## Texto del documento
---
Curzio Malaparte entre Moscú y Capri


Baile en el Kremlin y otras historias
Curzio Malaparte
Traducción de Juan Manuel Salmerón Arjona
Tusquets. Barcelona, 2016.

            En 1929, Curzio Malaparte, director de La Stampa, uno los diarios más prestigiosos de la Italia fascista, pasó unas semanas en la Unión Soviética, país que entonces fascinaba a los intelectuales y también, extrañamente, a Mussolini. Las crónicas que envió desde se reunieron en el libro Inteligencia de Lenin y la experiencia rusa le serviría para algunas de sus más destacadas obras, como Técnica del golpe de Estado o El Volga nace en Europa.
            No contento con ello, mucho tiempo después, quiso continuar el éxito de Kaput y de La piel, con Baile en el Kremlin, novela-reportaje que volvía sobre el filón de aquellas al parecer inagotables experiencias moscovitas.
---
## Trabajo requerido
Prolonga la reseña sobre Curzio Malaparte a partir de su última oración.
---
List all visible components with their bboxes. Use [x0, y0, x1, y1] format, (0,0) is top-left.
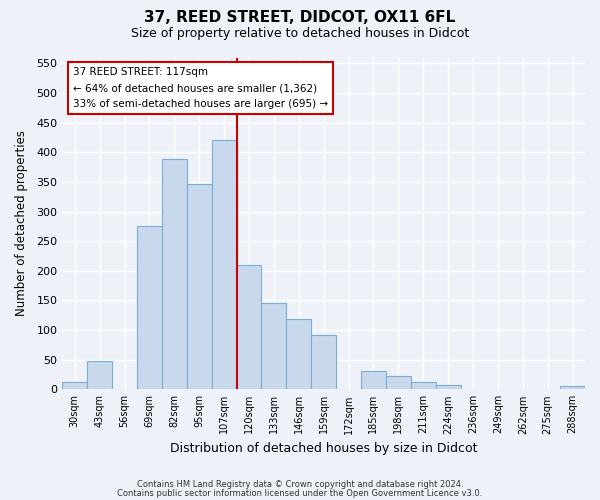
Bar — [212, 140, 236, 390]
Bar — [436, 384, 461, 390]
Bar — [87, 361, 112, 390]
Bar — [286, 320, 311, 390]
Bar — [262, 304, 286, 390]
Text: Size of property relative to detached houses in Didcot: Size of property relative to detached ho… — [131, 28, 469, 40]
Bar — [62, 382, 87, 390]
Bar — [137, 226, 162, 390]
Y-axis label: Number of detached properties: Number of detached properties — [15, 130, 28, 316]
Bar — [187, 184, 212, 390]
Bar — [162, 160, 187, 390]
Bar — [411, 382, 436, 390]
X-axis label: Distribution of detached houses by size in Didcot: Distribution of detached houses by size … — [170, 442, 478, 455]
Text: Contains public sector information licensed under the Open Government Licence v3: Contains public sector information licen… — [118, 488, 482, 498]
Text: Contains HM Land Registry data © Crown copyright and database right 2024.: Contains HM Land Registry data © Crown c… — [137, 480, 463, 489]
Bar — [560, 386, 585, 390]
Bar — [361, 371, 386, 390]
Text: 37, REED STREET, DIDCOT, OX11 6FL: 37, REED STREET, DIDCOT, OX11 6FL — [145, 10, 455, 25]
Bar — [386, 376, 411, 390]
Bar — [236, 265, 262, 390]
Text: 37 REED STREET: 117sqm
← 64% of detached houses are smaller (1,362)
33% of semi-: 37 REED STREET: 117sqm ← 64% of detached… — [73, 68, 328, 108]
Bar — [311, 335, 336, 390]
---
## Resultado del ejercicio
            Aunque en 1948 firmó un sustancioso contrato con Gallimard, aunque trabajó en él durante años, Curzio Malaparte no fue capaz de concluir Baile en el Kremlin. Su intención era convertirse nada menos que en el Marcel Proust de la nueva sociedad creada tras la revolución soviética. En su opinión, había dado lugar, como en el caso de la revolución francesa, a una nueva aristocracia, con Stalin ocupando el papel de Bonaparte. Otros de los títulos que barajó para la nueva novela eran Du côté de chez Stalin o Las princesas de Moscú.
            Lo que queda de aquel empeño –un prólogo y cinco capítulos– constituye la primera parte de Baile en el Kremlin y otras historias, un volumen heterogéneo que necesitaría algunas precisiones más que las que ofrece Enrico Falqui en el desganado epílogo.
            ¿Lo que queda? La edición italiana de Il ballo al Kremlino, publicada en  2012 al cuidado de Raffaella Rodondi, lleva el subtítulo de “Materiale per un romanzo” y ocupa más de cuatrocientas páginas; la española, no llega a las cien.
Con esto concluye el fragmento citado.